> [Dataset excerpts]
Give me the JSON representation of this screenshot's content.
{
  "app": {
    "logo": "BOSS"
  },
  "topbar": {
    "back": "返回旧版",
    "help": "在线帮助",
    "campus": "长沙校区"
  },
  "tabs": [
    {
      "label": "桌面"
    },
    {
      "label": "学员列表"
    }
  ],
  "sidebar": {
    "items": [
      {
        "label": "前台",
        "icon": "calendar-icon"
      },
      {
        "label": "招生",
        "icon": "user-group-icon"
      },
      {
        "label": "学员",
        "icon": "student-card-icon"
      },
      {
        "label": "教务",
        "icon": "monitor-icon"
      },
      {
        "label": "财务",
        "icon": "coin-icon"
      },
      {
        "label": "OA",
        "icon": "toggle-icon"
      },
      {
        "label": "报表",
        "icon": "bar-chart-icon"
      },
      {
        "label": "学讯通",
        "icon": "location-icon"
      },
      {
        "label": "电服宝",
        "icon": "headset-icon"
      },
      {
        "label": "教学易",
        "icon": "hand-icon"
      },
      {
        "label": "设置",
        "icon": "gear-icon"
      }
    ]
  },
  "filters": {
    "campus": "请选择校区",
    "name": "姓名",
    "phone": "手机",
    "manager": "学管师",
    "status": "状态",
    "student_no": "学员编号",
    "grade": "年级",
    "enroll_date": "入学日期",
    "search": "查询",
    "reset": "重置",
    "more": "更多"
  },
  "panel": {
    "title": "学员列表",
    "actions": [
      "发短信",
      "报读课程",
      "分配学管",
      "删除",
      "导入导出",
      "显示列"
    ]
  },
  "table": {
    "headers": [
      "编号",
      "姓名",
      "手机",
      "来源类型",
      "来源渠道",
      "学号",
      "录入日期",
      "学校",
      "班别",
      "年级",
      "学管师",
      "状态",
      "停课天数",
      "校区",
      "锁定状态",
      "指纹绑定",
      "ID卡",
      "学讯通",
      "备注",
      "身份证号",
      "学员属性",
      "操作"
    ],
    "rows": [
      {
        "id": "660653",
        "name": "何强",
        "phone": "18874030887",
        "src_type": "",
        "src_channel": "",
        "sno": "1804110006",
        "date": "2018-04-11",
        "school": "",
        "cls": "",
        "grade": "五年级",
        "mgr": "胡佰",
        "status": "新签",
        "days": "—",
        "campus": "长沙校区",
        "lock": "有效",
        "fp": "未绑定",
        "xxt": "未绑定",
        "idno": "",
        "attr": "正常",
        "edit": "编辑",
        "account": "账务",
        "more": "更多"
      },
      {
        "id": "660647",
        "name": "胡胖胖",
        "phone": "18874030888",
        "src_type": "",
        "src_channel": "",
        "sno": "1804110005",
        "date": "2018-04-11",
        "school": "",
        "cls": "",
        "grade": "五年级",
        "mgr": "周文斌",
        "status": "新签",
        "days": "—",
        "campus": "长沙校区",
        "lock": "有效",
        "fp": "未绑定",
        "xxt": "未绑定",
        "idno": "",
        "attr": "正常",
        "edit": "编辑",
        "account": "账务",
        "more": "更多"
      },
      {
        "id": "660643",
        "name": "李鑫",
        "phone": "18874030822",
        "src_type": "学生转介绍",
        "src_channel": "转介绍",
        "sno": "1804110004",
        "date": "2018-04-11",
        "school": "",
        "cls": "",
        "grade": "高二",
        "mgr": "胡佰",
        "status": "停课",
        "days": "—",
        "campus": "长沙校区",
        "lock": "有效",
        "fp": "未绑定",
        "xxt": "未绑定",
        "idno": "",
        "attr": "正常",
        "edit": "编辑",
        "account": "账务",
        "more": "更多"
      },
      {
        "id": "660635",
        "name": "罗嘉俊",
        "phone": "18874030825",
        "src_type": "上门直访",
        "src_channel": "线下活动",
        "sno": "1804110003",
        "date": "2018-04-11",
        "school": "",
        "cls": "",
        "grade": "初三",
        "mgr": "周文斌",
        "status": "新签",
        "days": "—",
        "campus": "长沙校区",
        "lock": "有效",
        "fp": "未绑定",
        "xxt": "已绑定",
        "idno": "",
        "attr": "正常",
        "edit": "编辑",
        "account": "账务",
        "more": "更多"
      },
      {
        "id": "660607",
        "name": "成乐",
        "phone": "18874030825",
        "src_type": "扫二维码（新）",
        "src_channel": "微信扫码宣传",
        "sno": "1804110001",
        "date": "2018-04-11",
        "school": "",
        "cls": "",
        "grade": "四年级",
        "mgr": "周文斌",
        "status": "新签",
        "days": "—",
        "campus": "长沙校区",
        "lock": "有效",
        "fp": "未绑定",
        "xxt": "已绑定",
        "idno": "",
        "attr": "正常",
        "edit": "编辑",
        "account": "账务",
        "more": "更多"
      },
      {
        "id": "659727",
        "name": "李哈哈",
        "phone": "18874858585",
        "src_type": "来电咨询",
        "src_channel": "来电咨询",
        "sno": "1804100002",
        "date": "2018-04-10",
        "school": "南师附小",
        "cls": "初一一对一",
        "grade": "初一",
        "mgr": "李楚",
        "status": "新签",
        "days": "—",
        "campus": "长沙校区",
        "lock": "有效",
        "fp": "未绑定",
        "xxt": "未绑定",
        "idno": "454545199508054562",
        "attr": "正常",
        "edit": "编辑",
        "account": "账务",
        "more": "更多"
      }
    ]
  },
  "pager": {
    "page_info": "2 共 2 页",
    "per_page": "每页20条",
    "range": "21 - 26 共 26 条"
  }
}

> [Exercise brief]
Copy out each record exactly as given, omitting none.

> [Result of this task]
Give me the JSON representation of this screenshot's content.
{
  "app": {
    "logo": "BOSS"
  },
  "topbar": {
    "back": "返回旧版",
    "help": "在线帮助",
    "campus": "长沙校区"
  },
  "tabs": [
    {
      "label": "桌面"
    },
    {
      "label": "学员列表"
    }
  ],
  "sidebar": {
    "items": [
      {
        "label": "前台",
        "icon": "calendar-icon"
      },
      {
        "label": "招生",
        "icon": "user-group-icon"
      },
      {
        "label": "学员",
        "icon": "student-card-icon"
      },
      {
        "label": "教务",
        "icon": "monitor-icon"
      },
      {
        "label": "财务",
        "icon": "coin-icon"
      },
      {
        "label": "OA",
        "icon": "toggle-icon"
      },
      {
        "label": "报表",
        "icon": "bar-chart-icon"
      },
      {
        "label": "学讯通",
        "icon": "location-icon"
      },
      {
        "label": "电服宝",
        "icon": "headset-icon"
      },
      {
        "label": "教学易",
        "icon": "hand-icon"
      },
      {
        "label": "设置",
        "icon": "gear-icon"
      }
    ]
  },
  "filters": {
    "campus": "请选择校区",
    "name": "姓名",
    "phone": "手机",
    "manager": "学管师",
    "status": "状态",
    "student_no": "学员编号",
    "grade": "年级",
    "enroll_date": "入学日期",
    "search": "查询",
    "reset": "重置",
    "more": "更多"
  },
  "panel": {
    "title": "学员列表",
    "actions": [
      "发短信",
      "报读课程",
      "分配学管",
      "删除",
      "导入导出",
      "显示列"
    ]
  },
  "table": {
    "headers": [
      "编号",
      "姓名",
      "手机",
      "来源类型",
      "来源渠道",
      "学号",
      "录入日期",
      "学校",
      "班别",
      "年级",
      "学管师",
      "状态",
      "停课天数",
      "校区",
      "锁定状态",
      "指纹绑定",
      "ID卡",
      "学讯通",
      "备注",
      "身份证号",
      "学员属性",
      "操作"
    ],
    "rows": [
      {
        "id": "660653",
        "name": "何强",
        "phone": "18874030887",
        "src_type": "",
        "src_channel": "",
        "sno": "1804110006",
        "date": "2018-04-11",
        "school": "",
        "cls": "",
        "grade": "五年级",
        "mgr": "胡佰",
        "status": "新签",
        "days": "—",
        "campus": "长沙校区",
        "lock": "有效",
        "fp": "未绑定",
        "xxt": "未绑定",
        "idno": "",
        "attr": "正常",
        "edit": "编辑",
        "account": "账务",
        "more": "更多"
      },
      {
        "id": "660647",
        "name": "胡胖胖",
        "phone": "18874030888",
        "src_type": "",
        "src_channel": "",
        "sno": "1804110005",
        "date": "2018-04-11",
        "school": "",
        "cls": "",
        "grade": "五年级",
        "mgr": "周文斌",
        "status": "新签",
        "days": "—",
        "campus": "长沙校区",
        "lock": "有效",
        "fp": "未绑定",
        "xxt": "未绑定",
        "idno": "",
        "attr": "正常",
        "edit": "编辑",
        "account": "账务",
        "more": "更多"
      },
      {
        "id": "660643",
        "name": "李鑫",
        "phone": "18874030822",
        "src_type": "学生转介绍",
        "src_channel": "转介绍",
        "sno": "1804110004",
        "date": "2018-04-11",
        "school": "",
        "cls": "",
        "grade": "高二",
        "mgr": "胡佰",
        "status": "停课",
        "days": "—",
        "campus": "长沙校区",
        "lock": "有效",
        "fp": "未绑定",
        "xxt": "未绑定",
        "idno": "",
        "attr": "正常",
        "edit": "编辑",
        "account": "账务",
        "more": "更多"
      },
      {
        "id": "660635",
        "name": "罗嘉俊",
        "phone": "18874030825",
        "src_type": "上门直访",
        "src_channel": "线下活动",
        "sno": "1804110003",
        "date": "2018-04-11",
        "school": "",
        "cls": "",
        "grade": "初三",
        "mgr": "周文斌",
        "status": "新签",
        "days": "—",
        "campus": "长沙校区",
        "lock": "有效",
        "fp": "未绑定",
        "xxt": "已绑定",
        "idno": "",
        "attr": "正常",
        "edit": "编辑",
        "account": "账务",
        "more": "更多"
      },
      {
        "id": "660607",
        "name": "成乐",
        "phone": "18874030825",
        "src_type": "扫二维码（新）",
        "src_channel": "微信扫码宣传",
        "sno": "1804110001",
        "date": "2018-04-11",
        "school": "",
        "cls": "",
        "grade": "四年级",
        "mgr": "周文斌",
        "status": "新签",
        "days": "—",
        "campus": "长沙校区",
        "lock": "有效",
        "fp": "未绑定",
        "xxt": "已绑定",
        "idno": "",
        "attr": "正常",
        "edit": "编辑",
        "account": "账务",
        "more": "更多"
      },
      {
        "id": "659727",
        "name": "李哈哈",
        "phone": "18874858585",
        "src_type": "来电咨询",
        "src_channel": "来电咨询",
        "sno": "1804100002",
        "date": "2018-04-10",
        "school": "南师附小",
        "cls": "初一一对一",
        "grade": "初一",
        "mgr": "李楚",
        "status": "新签",
        "days": "—",
        "campus": "长沙校区",
        "lock": "有效",
        "fp": "未绑定",
        "xxt": "未绑定",
        "idno": "454545199508054562",
        "attr": "正常",
        "edit": "编辑",
        "account": "账务",
        "more": "更多"
      }
    ]
  },
  "pager": {
    "page_info": "2 共 2 页",
    "per_page": "每页20条",
    "range": "21 - 26 共 26 条"
  }
}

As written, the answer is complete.